[Collected data entries]

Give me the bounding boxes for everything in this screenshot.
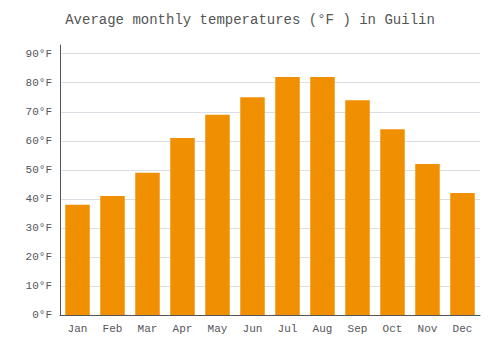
svg-text:Jul: Jul bbox=[278, 323, 298, 335]
svg-text:70°F: 70°F bbox=[26, 106, 52, 118]
svg-text:Feb: Feb bbox=[103, 323, 123, 335]
svg-text:20°F: 20°F bbox=[26, 251, 52, 263]
svg-text:50°F: 50°F bbox=[26, 164, 52, 176]
svg-text:Average monthly temperatures (: Average monthly temperatures (°F ) in Gu… bbox=[65, 12, 435, 28]
svg-text:Oct: Oct bbox=[383, 323, 403, 335]
svg-text:May: May bbox=[208, 323, 228, 335]
svg-text:Apr: Apr bbox=[173, 323, 193, 335]
svg-text:Mar: Mar bbox=[138, 323, 158, 335]
svg-text:Nov: Nov bbox=[418, 323, 438, 335]
svg-text:Aug: Aug bbox=[313, 323, 333, 335]
svg-text:Jun: Jun bbox=[243, 323, 263, 335]
svg-text:40°F: 40°F bbox=[26, 193, 52, 205]
svg-text:30°F: 30°F bbox=[26, 222, 52, 234]
svg-text:60°F: 60°F bbox=[26, 135, 52, 147]
svg-text:10°F: 10°F bbox=[26, 280, 52, 292]
svg-text:Dec: Dec bbox=[453, 323, 473, 335]
svg-text:80°F: 80°F bbox=[26, 77, 52, 89]
svg-text:Sep: Sep bbox=[348, 323, 368, 335]
svg-text:90°F: 90°F bbox=[26, 48, 52, 60]
svg-text:Jan: Jan bbox=[68, 323, 88, 335]
svg-text:0°F: 0°F bbox=[32, 309, 52, 321]
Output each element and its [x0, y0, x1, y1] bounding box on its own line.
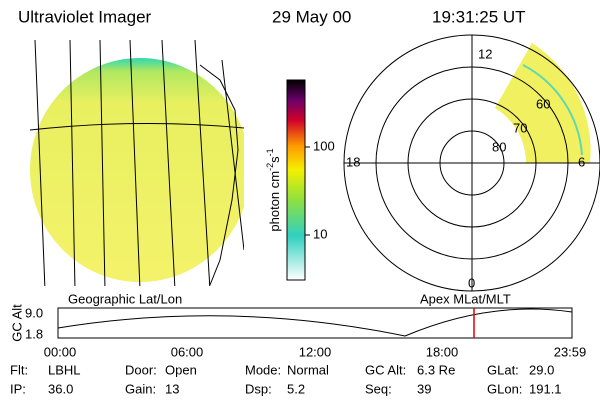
field-label: Door: [125, 362, 157, 377]
field-value: LBHL [48, 362, 81, 377]
mlt-label: 6 [578, 154, 585, 169]
altitude-y-label: 9.0 [25, 305, 43, 320]
field-label: Flt: [10, 362, 28, 377]
mlat-label: 80 [492, 139, 506, 154]
time-label: 06:00 [171, 344, 204, 359]
altitude-strip [57, 307, 573, 339]
field-value: 5.2 [287, 381, 305, 396]
field-value: 13 [165, 381, 179, 396]
date: 29 May 00 [272, 7, 351, 26]
field-value: Normal [287, 362, 329, 377]
field-label: Seq: [365, 381, 392, 396]
field-value: 29.0 [529, 362, 554, 377]
time-label: 18:00 [426, 344, 459, 359]
time-label: 00:00 [44, 344, 77, 359]
mlt-label: 0 [468, 275, 475, 290]
polar-plot [343, 34, 600, 292]
time: 19:31:25 UT [432, 7, 526, 26]
panel-title: Apex MLat/MLT [420, 291, 511, 306]
altitude-axis-label: GC Alt [9, 304, 24, 342]
instrument: Ultraviolet Imager [18, 7, 152, 26]
field-label: IP: [10, 381, 26, 396]
colorbar-label: photon cm-2s-1 [265, 148, 282, 231]
colorbar [286, 79, 306, 281]
earth-image [29, 40, 244, 286]
mlt-label: 12 [478, 46, 492, 61]
field-label: GLat: [487, 362, 519, 377]
field-value: 36.0 [48, 381, 73, 396]
field-value: 191.1 [529, 381, 562, 396]
field-label: Dsp: [245, 381, 272, 396]
field-label: GC Alt: [365, 362, 406, 377]
field-value: 39 [417, 381, 431, 396]
field-label: Mode: [245, 362, 281, 377]
altitude-y-label: 1.8 [25, 326, 43, 341]
field-label: GLon: [487, 381, 522, 396]
mlat-label: 70 [513, 120, 527, 135]
colorbar-tick: 10 [313, 226, 327, 241]
field-label: Gain: [125, 381, 156, 396]
time-label: 12:00 [299, 344, 332, 359]
field-value: 6.3 Re [417, 362, 455, 377]
field-value: Open [165, 362, 197, 377]
time-label: 23:59 [554, 344, 587, 359]
mlat-label: 60 [536, 96, 550, 111]
mlt-label: 18 [346, 154, 360, 169]
panel-title: Geographic Lat/Lon [68, 291, 182, 306]
colorbar-tick: 100 [313, 138, 335, 153]
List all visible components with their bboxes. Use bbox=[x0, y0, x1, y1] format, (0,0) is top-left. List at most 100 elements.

### WORK TO BE COMPLETED
Rename "field-value" to "data-value" in the items between the lines containing "field-label: Door: [125, 362, 157, 377]" and "time-label: 18:00 [426, 344, 459, 359]", inclusive, and give those lines again with nothing else changed.

### PROBLEM SOLUTION
field-label: Door: [125, 362, 157, 377]
data-value: LBHL [48, 362, 81, 377]
mlt-label: 6 [578, 154, 585, 169]
altitude-y-label: 9.0 [25, 305, 43, 320]
field-label: Flt: [10, 362, 28, 377]
mlat-label: 80 [492, 139, 506, 154]
time-label: 06:00 [171, 344, 204, 359]
altitude-strip [57, 307, 573, 339]
data-value: 5.2 [287, 381, 305, 396]
data-value: 13 [165, 381, 179, 396]
date: 29 May 00 [272, 7, 351, 26]
data-value: Normal [287, 362, 329, 377]
field-label: Seq: [365, 381, 392, 396]
data-value: 29.0 [529, 362, 554, 377]
time-label: 18:00 [426, 344, 459, 359]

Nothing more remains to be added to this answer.